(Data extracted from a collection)

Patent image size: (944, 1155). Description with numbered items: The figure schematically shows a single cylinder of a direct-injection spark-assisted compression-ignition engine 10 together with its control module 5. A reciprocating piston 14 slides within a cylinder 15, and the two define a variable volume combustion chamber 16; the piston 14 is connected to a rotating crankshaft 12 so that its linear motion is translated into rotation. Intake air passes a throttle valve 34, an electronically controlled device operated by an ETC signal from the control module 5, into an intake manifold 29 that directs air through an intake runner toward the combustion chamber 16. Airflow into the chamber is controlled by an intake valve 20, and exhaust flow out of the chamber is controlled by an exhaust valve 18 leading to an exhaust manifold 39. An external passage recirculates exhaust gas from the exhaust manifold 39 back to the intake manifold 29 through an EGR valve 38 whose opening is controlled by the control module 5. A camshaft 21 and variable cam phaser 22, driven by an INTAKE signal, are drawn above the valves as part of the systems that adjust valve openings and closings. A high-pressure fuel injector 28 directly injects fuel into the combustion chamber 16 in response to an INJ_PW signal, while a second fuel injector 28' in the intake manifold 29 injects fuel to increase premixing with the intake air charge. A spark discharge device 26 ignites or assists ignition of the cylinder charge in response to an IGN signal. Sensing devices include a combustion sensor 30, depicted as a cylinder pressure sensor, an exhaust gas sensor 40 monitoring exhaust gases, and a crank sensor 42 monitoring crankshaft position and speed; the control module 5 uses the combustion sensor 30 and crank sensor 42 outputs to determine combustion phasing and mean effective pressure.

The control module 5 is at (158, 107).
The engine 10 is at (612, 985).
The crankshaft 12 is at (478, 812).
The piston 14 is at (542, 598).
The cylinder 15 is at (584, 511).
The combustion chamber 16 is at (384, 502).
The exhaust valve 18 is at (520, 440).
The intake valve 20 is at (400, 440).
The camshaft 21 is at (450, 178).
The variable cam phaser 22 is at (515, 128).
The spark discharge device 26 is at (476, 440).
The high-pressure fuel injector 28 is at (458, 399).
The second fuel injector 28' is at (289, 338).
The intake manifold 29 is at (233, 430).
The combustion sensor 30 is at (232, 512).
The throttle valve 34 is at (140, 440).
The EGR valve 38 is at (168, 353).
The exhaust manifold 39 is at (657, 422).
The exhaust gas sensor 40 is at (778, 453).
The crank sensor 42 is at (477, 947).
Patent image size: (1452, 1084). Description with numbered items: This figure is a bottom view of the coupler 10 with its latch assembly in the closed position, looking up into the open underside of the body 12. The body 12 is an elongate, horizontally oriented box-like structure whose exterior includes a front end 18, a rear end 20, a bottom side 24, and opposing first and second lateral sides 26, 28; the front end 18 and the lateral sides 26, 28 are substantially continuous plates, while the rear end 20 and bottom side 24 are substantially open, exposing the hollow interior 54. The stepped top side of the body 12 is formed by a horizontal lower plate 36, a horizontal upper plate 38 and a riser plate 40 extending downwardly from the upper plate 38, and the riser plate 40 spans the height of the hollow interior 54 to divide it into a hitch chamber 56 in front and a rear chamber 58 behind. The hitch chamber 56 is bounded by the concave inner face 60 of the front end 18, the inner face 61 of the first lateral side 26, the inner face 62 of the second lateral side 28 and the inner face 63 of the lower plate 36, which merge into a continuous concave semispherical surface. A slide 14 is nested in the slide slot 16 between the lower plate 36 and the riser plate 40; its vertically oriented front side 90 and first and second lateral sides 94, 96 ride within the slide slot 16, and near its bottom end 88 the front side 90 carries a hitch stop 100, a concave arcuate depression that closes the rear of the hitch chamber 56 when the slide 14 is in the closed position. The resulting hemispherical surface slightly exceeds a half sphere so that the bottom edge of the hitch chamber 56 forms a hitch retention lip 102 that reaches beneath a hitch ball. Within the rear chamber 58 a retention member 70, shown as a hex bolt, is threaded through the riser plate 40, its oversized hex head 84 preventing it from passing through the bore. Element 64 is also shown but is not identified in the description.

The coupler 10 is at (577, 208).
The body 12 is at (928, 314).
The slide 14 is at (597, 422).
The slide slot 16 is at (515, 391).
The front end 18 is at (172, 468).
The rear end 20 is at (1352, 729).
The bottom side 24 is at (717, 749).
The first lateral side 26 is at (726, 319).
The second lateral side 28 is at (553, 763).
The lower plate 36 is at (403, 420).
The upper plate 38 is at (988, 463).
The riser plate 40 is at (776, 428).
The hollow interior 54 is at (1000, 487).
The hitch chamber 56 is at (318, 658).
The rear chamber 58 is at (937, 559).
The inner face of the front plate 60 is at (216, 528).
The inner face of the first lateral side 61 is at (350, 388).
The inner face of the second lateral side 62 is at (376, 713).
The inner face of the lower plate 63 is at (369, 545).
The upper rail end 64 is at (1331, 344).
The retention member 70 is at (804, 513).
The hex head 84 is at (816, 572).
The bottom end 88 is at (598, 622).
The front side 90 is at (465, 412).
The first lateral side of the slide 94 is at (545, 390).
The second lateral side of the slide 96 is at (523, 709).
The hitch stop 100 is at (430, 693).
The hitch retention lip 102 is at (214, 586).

### What to work on
Write out the lines from the one containing "Patent image size: (1452, 1084)." through the one containing "The slide 14 is at (597, 422).", unchanged.

### Reply
Patent image size: (1452, 1084). Description with numbered items: This figure is a bottom view of the coupler 10 with its latch assembly in the closed position, looking up into the open underside of the body 12. The body 12 is an elongate, horizontally oriented box-like structure whose exterior includes a front end 18, a rear end 20, a bottom side 24, and opposing first and second lateral sides 26, 28; the front end 18 and the lateral sides 26, 28 are substantially continuous plates, while the rear end 20 and bottom side 24 are substantially open, exposing the hollow interior 54. The stepped top side of the body 12 is formed by a horizontal lower plate 36, a horizontal upper plate 38 and a riser plate 40 extending downwardly from the upper plate 38, and the riser plate 40 spans the height of the hollow interior 54 to divide it into a hitch chamber 56 in front and a rear chamber 58 behind. The hitch chamber 56 is bounded by the concave inner face 60 of the front end 18, the inner face 61 of the first lateral side 26, the inner face 62 of the second lateral side 28 and the inner face 63 of the lower plate 36, which merge into a continuous concave semispherical surface. A slide 14 is nested in the slide slot 16 between the lower plate 36 and the riser plate 40; its vertically oriented front side 90 and first and second lateral sides 94, 96 ride within the slide slot 16, and near its bottom end 88 the front side 90 carries a hitch stop 100, a concave arcuate depression that closes the rear of the hitch chamber 56 when the slide 14 is in the closed position. The resulting hemispherical surface slightly exceeds a half sphere so that the bottom edge of the hitch chamber 56 forms a hitch retention lip 102 that reaches beneath a hitch ball. Within the rear chamber 58 a retention member 70, shown as a hex bolt, is threaded through the riser plate 40, its oversized hex head 84 preventing it from passing through the bore. Element 64 is also shown but is not identified in the description.

The coupler 10 is at (577, 208).
The body 12 is at (928, 314).
The slide 14 is at (597, 422).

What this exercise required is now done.